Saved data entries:
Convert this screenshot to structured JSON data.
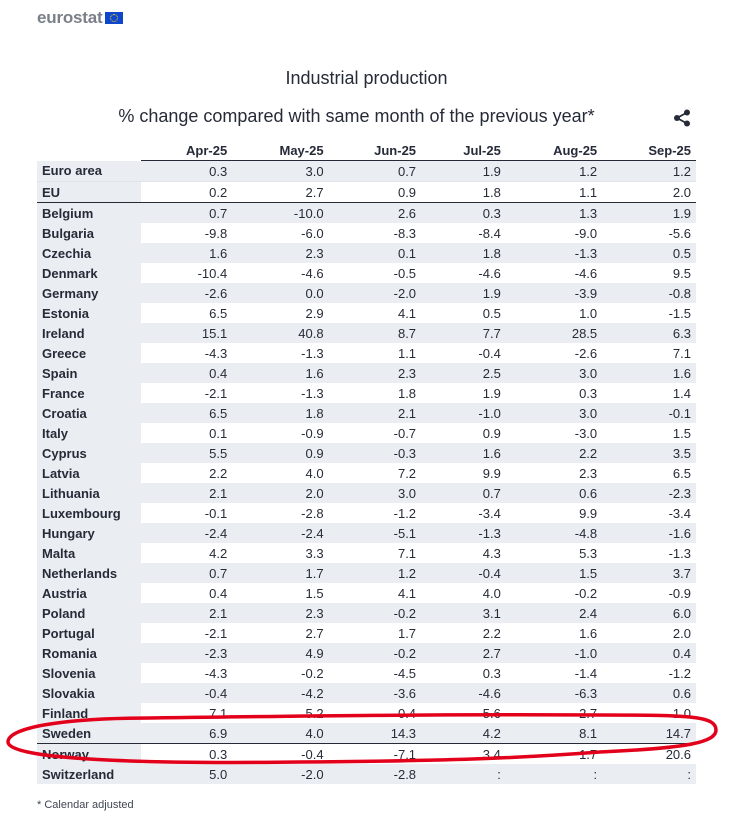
{
  "brand": {
    "name": "eurostat",
    "flag_icon": "eu-flag-icon"
  },
  "share_icon": "share-icon",
  "chart_data": {
    "type": "table",
    "title": "Industrial production",
    "subtitle": "% change compared with same month of the previous year*",
    "columns": [
      "Apr-25",
      "May-25",
      "Jun-25",
      "Jul-25",
      "Aug-25",
      "Sep-25"
    ],
    "rows": [
      {
        "label": "Euro area",
        "values": [
          "0.3",
          "3.0",
          "0.7",
          "1.9",
          "1.2",
          "1.2"
        ]
      },
      {
        "label": "EU",
        "values": [
          "0.2",
          "2.7",
          "0.9",
          "1.8",
          "1.1",
          "2.0"
        ]
      },
      {
        "label": "Belgium",
        "values": [
          "0.7",
          "-10.0",
          "2.6",
          "0.3",
          "1.3",
          "1.9"
        ]
      },
      {
        "label": "Bulgaria",
        "values": [
          "-9.8",
          "-6.0",
          "-8.3",
          "-8.4",
          "-9.0",
          "-5.6"
        ]
      },
      {
        "label": "Czechia",
        "values": [
          "1.6",
          "2.3",
          "0.1",
          "1.8",
          "-1.3",
          "0.5"
        ]
      },
      {
        "label": "Denmark",
        "values": [
          "-10.4",
          "-4.6",
          "-0.5",
          "-4.6",
          "-4.6",
          "9.5"
        ]
      },
      {
        "label": "Germany",
        "values": [
          "-2.6",
          "0.0",
          "-2.0",
          "1.9",
          "-3.9",
          "-0.8"
        ]
      },
      {
        "label": "Estonia",
        "values": [
          "6.5",
          "2.9",
          "4.1",
          "0.5",
          "1.0",
          "-1.5"
        ]
      },
      {
        "label": "Ireland",
        "values": [
          "15.1",
          "40.8",
          "8.7",
          "7.7",
          "28.5",
          "6.3"
        ]
      },
      {
        "label": "Greece",
        "values": [
          "-4.3",
          "-1.3",
          "1.1",
          "-0.4",
          "-2.6",
          "7.1"
        ]
      },
      {
        "label": "Spain",
        "values": [
          "0.4",
          "1.6",
          "2.3",
          "2.5",
          "3.0",
          "1.6"
        ]
      },
      {
        "label": "France",
        "values": [
          "-2.1",
          "-1.3",
          "1.8",
          "1.9",
          "0.3",
          "1.4"
        ]
      },
      {
        "label": "Croatia",
        "values": [
          "6.5",
          "1.8",
          "2.1",
          "-1.0",
          "3.0",
          "-0.1"
        ]
      },
      {
        "label": "Italy",
        "values": [
          "0.1",
          "-0.9",
          "-0.7",
          "0.9",
          "-3.0",
          "1.5"
        ]
      },
      {
        "label": "Cyprus",
        "values": [
          "5.5",
          "0.9",
          "-0.3",
          "1.6",
          "2.2",
          "3.5"
        ]
      },
      {
        "label": "Latvia",
        "values": [
          "2.2",
          "4.0",
          "7.2",
          "9.9",
          "2.3",
          "6.5"
        ]
      },
      {
        "label": "Lithuania",
        "values": [
          "2.1",
          "2.0",
          "3.0",
          "0.7",
          "0.6",
          "-2.3"
        ]
      },
      {
        "label": "Luxembourg",
        "values": [
          "-0.1",
          "-2.8",
          "-1.2",
          "-3.4",
          "9.9",
          "-3.4"
        ]
      },
      {
        "label": "Hungary",
        "values": [
          "-2.4",
          "-2.4",
          "-5.1",
          "-1.3",
          "-4.8",
          "-1.6"
        ]
      },
      {
        "label": "Malta",
        "values": [
          "4.2",
          "3.3",
          "7.1",
          "4.3",
          "5.3",
          "-1.3"
        ]
      },
      {
        "label": "Netherlands",
        "values": [
          "0.7",
          "1.7",
          "1.2",
          "-0.4",
          "1.5",
          "3.7"
        ]
      },
      {
        "label": "Austria",
        "values": [
          "0.4",
          "1.5",
          "4.1",
          "4.0",
          "-0.2",
          "-0.9"
        ]
      },
      {
        "label": "Poland",
        "values": [
          "2.1",
          "2.3",
          "-0.2",
          "3.1",
          "2.4",
          "6.0"
        ]
      },
      {
        "label": "Portugal",
        "values": [
          "-2.1",
          "2.7",
          "1.7",
          "2.2",
          "1.6",
          "2.0"
        ]
      },
      {
        "label": "Romania",
        "values": [
          "-2.3",
          "4.9",
          "-0.2",
          "2.7",
          "-1.0",
          "0.4"
        ]
      },
      {
        "label": "Slovenia",
        "values": [
          "-4.3",
          "-0.2",
          "-4.5",
          "0.3",
          "-1.4",
          "-1.2"
        ]
      },
      {
        "label": "Slovakia",
        "values": [
          "-0.4",
          "-4.2",
          "-3.6",
          "-4.6",
          "-6.3",
          "0.6"
        ]
      },
      {
        "label": "Finland",
        "values": [
          "7.1",
          "5.2",
          "0.4",
          "5.6",
          "2.7",
          "1.0"
        ]
      },
      {
        "label": "Sweden",
        "values": [
          "6.9",
          "4.0",
          "14.3",
          "4.2",
          "8.1",
          "14.7"
        ]
      },
      {
        "label": "Norway",
        "values": [
          "0.3",
          "-0.4",
          "-7.1",
          "3.4",
          "1.7",
          "20.6"
        ]
      },
      {
        "label": "Switzerland",
        "values": [
          "5.0",
          "-2.0",
          "-2.8",
          ":",
          ":",
          ":"
        ]
      }
    ]
  },
  "footnote": "*  Calendar adjusted",
  "colors": {
    "text": "#262b38",
    "stripe": "#eaedf1",
    "annotation": "#e3001b",
    "logo_text": "#7a8089",
    "flag": "#0e47cb"
  }
}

**What you are asked to do**
Leave images out of the retyped records; keep all else exact.

**Problem solution**
Convert this screenshot to structured JSON data.
{
  "brand": {
    "name": "eurostat",
    "flag_icon": "eu-flag-icon"
  },
  "share_icon": "share-icon",
  "chart_data": {
    "type": "table",
    "title": "Industrial production",
    "subtitle": "% change compared with same month of the previous year*",
    "columns": [
      "Apr-25",
      "May-25",
      "Jun-25",
      "Jul-25",
      "Aug-25",
      "Sep-25"
    ],
    "rows": [
      {
        "label": "Euro area",
        "values": [
          "0.3",
          "3.0",
          "0.7",
          "1.9",
          "1.2",
          "1.2"
        ]
      },
      {
        "label": "EU",
        "values": [
          "0.2",
          "2.7",
          "0.9",
          "1.8",
          "1.1",
          "2.0"
        ]
      },
      {
        "label": "Belgium",
        "values": [
          "0.7",
          "-10.0",
          "2.6",
          "0.3",
          "1.3",
          "1.9"
        ]
      },
      {
        "label": "Bulgaria",
        "values": [
          "-9.8",
          "-6.0",
          "-8.3",
          "-8.4",
          "-9.0",
          "-5.6"
        ]
      },
      {
        "label": "Czechia",
        "values": [
          "1.6",
          "2.3",
          "0.1",
          "1.8",
          "-1.3",
          "0.5"
        ]
      },
      {
        "label": "Denmark",
        "values": [
          "-10.4",
          "-4.6",
          "-0.5",
          "-4.6",
          "-4.6",
          "9.5"
        ]
      },
      {
        "label": "Germany",
        "values": [
          "-2.6",
          "0.0",
          "-2.0",
          "1.9",
          "-3.9",
          "-0.8"
        ]
      },
      {
        "label": "Estonia",
        "values": [
          "6.5",
          "2.9",
          "4.1",
          "0.5",
          "1.0",
          "-1.5"
        ]
      },
      {
        "label": "Ireland",
        "values": [
          "15.1",
          "40.8",
          "8.7",
          "7.7",
          "28.5",
          "6.3"
        ]
      },
      {
        "label": "Greece",
        "values": [
          "-4.3",
          "-1.3",
          "1.1",
          "-0.4",
          "-2.6",
          "7.1"
        ]
      },
      {
        "label": "Spain",
        "values": [
          "0.4",
          "1.6",
          "2.3",
          "2.5",
          "3.0",
          "1.6"
        ]
      },
      {
        "label": "France",
        "values": [
          "-2.1",
          "-1.3",
          "1.8",
          "1.9",
          "0.3",
          "1.4"
        ]
      },
      {
        "label": "Croatia",
        "values": [
          "6.5",
          "1.8",
          "2.1",
          "-1.0",
          "3.0",
          "-0.1"
        ]
      },
      {
        "label": "Italy",
        "values": [
          "0.1",
          "-0.9",
          "-0.7",
          "0.9",
          "-3.0",
          "1.5"
        ]
      },
      {
        "label": "Cyprus",
        "values": [
          "5.5",
          "0.9",
          "-0.3",
          "1.6",
          "2.2",
          "3.5"
        ]
      },
      {
        "label": "Latvia",
        "values": [
          "2.2",
          "4.0",
          "7.2",
          "9.9",
          "2.3",
          "6.5"
        ]
      },
      {
        "label": "Lithuania",
        "values": [
          "2.1",
          "2.0",
          "3.0",
          "0.7",
          "0.6",
          "-2.3"
        ]
      },
      {
        "label": "Luxembourg",
        "values": [
          "-0.1",
          "-2.8",
          "-1.2",
          "-3.4",
          "9.9",
          "-3.4"
        ]
      },
      {
        "label": "Hungary",
        "values": [
          "-2.4",
          "-2.4",
          "-5.1",
          "-1.3",
          "-4.8",
          "-1.6"
        ]
      },
      {
        "label": "Malta",
        "values": [
          "4.2",
          "3.3",
          "7.1",
          "4.3",
          "5.3",
          "-1.3"
        ]
      },
      {
        "label": "Netherlands",
        "values": [
          "0.7",
          "1.7",
          "1.2",
          "-0.4",
          "1.5",
          "3.7"
        ]
      },
      {
        "label": "Austria",
        "values": [
          "0.4",
          "1.5",
          "4.1",
          "4.0",
          "-0.2",
          "-0.9"
        ]
      },
      {
        "label": "Poland",
        "values": [
          "2.1",
          "2.3",
          "-0.2",
          "3.1",
          "2.4",
          "6.0"
        ]
      },
      {
        "label": "Portugal",
        "values": [
          "-2.1",
          "2.7",
          "1.7",
          "2.2",
          "1.6",
          "2.0"
        ]
      },
      {
        "label": "Romania",
        "values": [
          "-2.3",
          "4.9",
          "-0.2",
          "2.7",
          "-1.0",
          "0.4"
        ]
      },
      {
        "label": "Slovenia",
        "values": [
          "-4.3",
          "-0.2",
          "-4.5",
          "0.3",
          "-1.4",
          "-1.2"
        ]
      },
      {
        "label": "Slovakia",
        "values": [
          "-0.4",
          "-4.2",
          "-3.6",
          "-4.6",
          "-6.3",
          "0.6"
        ]
      },
      {
        "label": "Finland",
        "values": [
          "7.1",
          "5.2",
          "0.4",
          "5.6",
          "2.7",
          "1.0"
        ]
      },
      {
        "label": "Sweden",
        "values": [
          "6.9",
          "4.0",
          "14.3",
          "4.2",
          "8.1",
          "14.7"
        ]
      },
      {
        "label": "Norway",
        "values": [
          "0.3",
          "-0.4",
          "-7.1",
          "3.4",
          "1.7",
          "20.6"
        ]
      },
      {
        "label": "Switzerland",
        "values": [
          "5.0",
          "-2.0",
          "-2.8",
          ":",
          ":",
          ":"
        ]
      }
    ]
  },
  "footnote": "*  Calendar adjusted",
  "colors": {
    "text": "#262b38",
    "stripe": "#eaedf1",
    "annotation": "#e3001b",
    "logo_text": "#7a8089",
    "flag": "#0e47cb"
  }
}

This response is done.